─── Information given

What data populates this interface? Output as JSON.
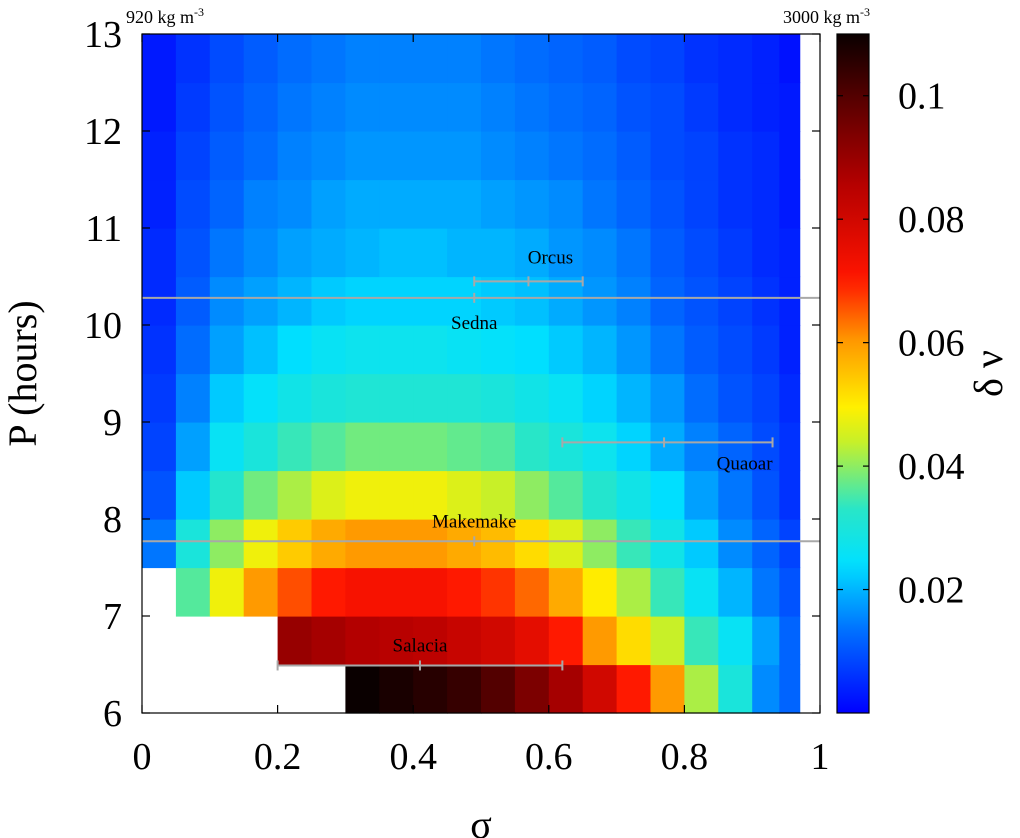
{
  "chart_data": {
    "type": "heatmap",
    "xlabel": "σ",
    "ylabel": "P (hours)",
    "colorbar_label": "δ ν",
    "xlim": [
      0,
      1
    ],
    "ylim": [
      6,
      13
    ],
    "x_ticks": [
      "0",
      "0.2",
      "0.4",
      "0.6",
      "0.8",
      "1"
    ],
    "y_ticks": [
      "6",
      "7",
      "8",
      "9",
      "10",
      "11",
      "12",
      "13"
    ],
    "colorbar_ticks": [
      "0.02",
      "0.04",
      "0.06",
      "0.08",
      "0.1"
    ],
    "colorbar_tick_values": [
      0.02,
      0.04,
      0.06,
      0.08,
      0.1
    ],
    "clim": [
      0,
      0.11
    ],
    "corner_label_left": "920 kg m",
    "corner_label_left_sup": "-3",
    "corner_label_right": "3000 kg m",
    "corner_label_right_sup": "-3",
    "x_centers": [
      0.025,
      0.075,
      0.125,
      0.175,
      0.225,
      0.275,
      0.325,
      0.375,
      0.425,
      0.475,
      0.525,
      0.575,
      0.625,
      0.675,
      0.725,
      0.775,
      0.825,
      0.875,
      0.925,
      0.955
    ],
    "y_centers": [
      6.25,
      6.75,
      7.25,
      7.75,
      8.25,
      8.75,
      9.25,
      9.75,
      10.25,
      10.75,
      11.25,
      11.75,
      12.25,
      12.75
    ],
    "values": [
      [
        null,
        null,
        null,
        null,
        null,
        null,
        0.11,
        0.108,
        0.106,
        0.104,
        0.1,
        0.094,
        0.088,
        0.08,
        0.07,
        0.06,
        0.042,
        0.03,
        0.016,
        0.012
      ],
      [
        null,
        null,
        null,
        null,
        0.09,
        0.088,
        0.086,
        0.085,
        0.084,
        0.082,
        0.08,
        0.076,
        0.07,
        0.06,
        0.052,
        0.044,
        0.034,
        0.026,
        0.018,
        0.012
      ],
      [
        null,
        0.036,
        0.048,
        0.06,
        0.066,
        0.07,
        0.072,
        0.072,
        0.072,
        0.07,
        0.068,
        0.064,
        0.058,
        0.05,
        0.042,
        0.034,
        0.026,
        0.02,
        0.014,
        0.01
      ],
      [
        0.014,
        0.03,
        0.04,
        0.048,
        0.054,
        0.058,
        0.06,
        0.06,
        0.06,
        0.058,
        0.056,
        0.052,
        0.046,
        0.04,
        0.034,
        0.028,
        0.022,
        0.016,
        0.012,
        0.008
      ],
      [
        0.01,
        0.022,
        0.032,
        0.038,
        0.042,
        0.046,
        0.048,
        0.048,
        0.048,
        0.046,
        0.044,
        0.04,
        0.036,
        0.032,
        0.028,
        0.024,
        0.018,
        0.014,
        0.01,
        0.006
      ],
      [
        0.008,
        0.018,
        0.026,
        0.03,
        0.034,
        0.036,
        0.038,
        0.038,
        0.038,
        0.037,
        0.036,
        0.033,
        0.03,
        0.027,
        0.023,
        0.019,
        0.015,
        0.012,
        0.009,
        0.006
      ],
      [
        0.007,
        0.015,
        0.022,
        0.025,
        0.028,
        0.03,
        0.031,
        0.031,
        0.031,
        0.031,
        0.03,
        0.028,
        0.026,
        0.023,
        0.02,
        0.017,
        0.013,
        0.01,
        0.008,
        0.005
      ],
      [
        0.006,
        0.013,
        0.018,
        0.021,
        0.024,
        0.026,
        0.027,
        0.027,
        0.027,
        0.026,
        0.025,
        0.024,
        0.022,
        0.02,
        0.017,
        0.014,
        0.011,
        0.009,
        0.007,
        0.004
      ],
      [
        0.005,
        0.011,
        0.016,
        0.018,
        0.02,
        0.022,
        0.023,
        0.023,
        0.023,
        0.023,
        0.022,
        0.021,
        0.019,
        0.017,
        0.015,
        0.012,
        0.01,
        0.008,
        0.006,
        0.004
      ],
      [
        0.005,
        0.01,
        0.014,
        0.016,
        0.018,
        0.019,
        0.02,
        0.021,
        0.021,
        0.02,
        0.02,
        0.019,
        0.017,
        0.016,
        0.014,
        0.011,
        0.009,
        0.007,
        0.005,
        0.004
      ],
      [
        0.004,
        0.009,
        0.012,
        0.015,
        0.016,
        0.018,
        0.019,
        0.019,
        0.019,
        0.019,
        0.018,
        0.017,
        0.016,
        0.014,
        0.012,
        0.01,
        0.008,
        0.006,
        0.005,
        0.003
      ],
      [
        0.004,
        0.008,
        0.011,
        0.013,
        0.015,
        0.016,
        0.017,
        0.017,
        0.017,
        0.017,
        0.016,
        0.015,
        0.014,
        0.013,
        0.011,
        0.009,
        0.008,
        0.006,
        0.005,
        0.003
      ],
      [
        0.003,
        0.007,
        0.01,
        0.012,
        0.014,
        0.015,
        0.016,
        0.016,
        0.016,
        0.016,
        0.015,
        0.014,
        0.013,
        0.012,
        0.01,
        0.009,
        0.007,
        0.005,
        0.004,
        0.003
      ],
      [
        0.003,
        0.006,
        0.009,
        0.011,
        0.013,
        0.014,
        0.015,
        0.015,
        0.015,
        0.015,
        0.014,
        0.013,
        0.012,
        0.011,
        0.009,
        0.008,
        0.006,
        0.005,
        0.004,
        0.002
      ]
    ],
    "objects": [
      {
        "name": "Orcus",
        "sigma": 0.57,
        "sigma_lo": 0.49,
        "sigma_hi": 0.65,
        "P": 10.45,
        "label_pos": "above"
      },
      {
        "name": "Sedna",
        "sigma": 0.49,
        "sigma_lo": 0.0,
        "sigma_hi": 1.0,
        "P": 10.28,
        "label_pos": "below"
      },
      {
        "name": "Quaoar",
        "sigma": 0.77,
        "sigma_lo": 0.62,
        "sigma_hi": 0.93,
        "P": 8.79,
        "label_pos": "below-right"
      },
      {
        "name": "Makemake",
        "sigma": 0.49,
        "sigma_lo": 0.0,
        "sigma_hi": 1.0,
        "P": 7.77,
        "label_pos": "above"
      },
      {
        "name": "Salacia",
        "sigma": 0.41,
        "sigma_lo": 0.2,
        "sigma_hi": 0.62,
        "P": 6.49,
        "label_pos": "above"
      }
    ],
    "errorbar_color": "#a8a8a8"
  }
}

──────

_Exercise prompt_
Of the lines in the records, determine how many contain the word "name", and report that number alone.

_Solved problem_
5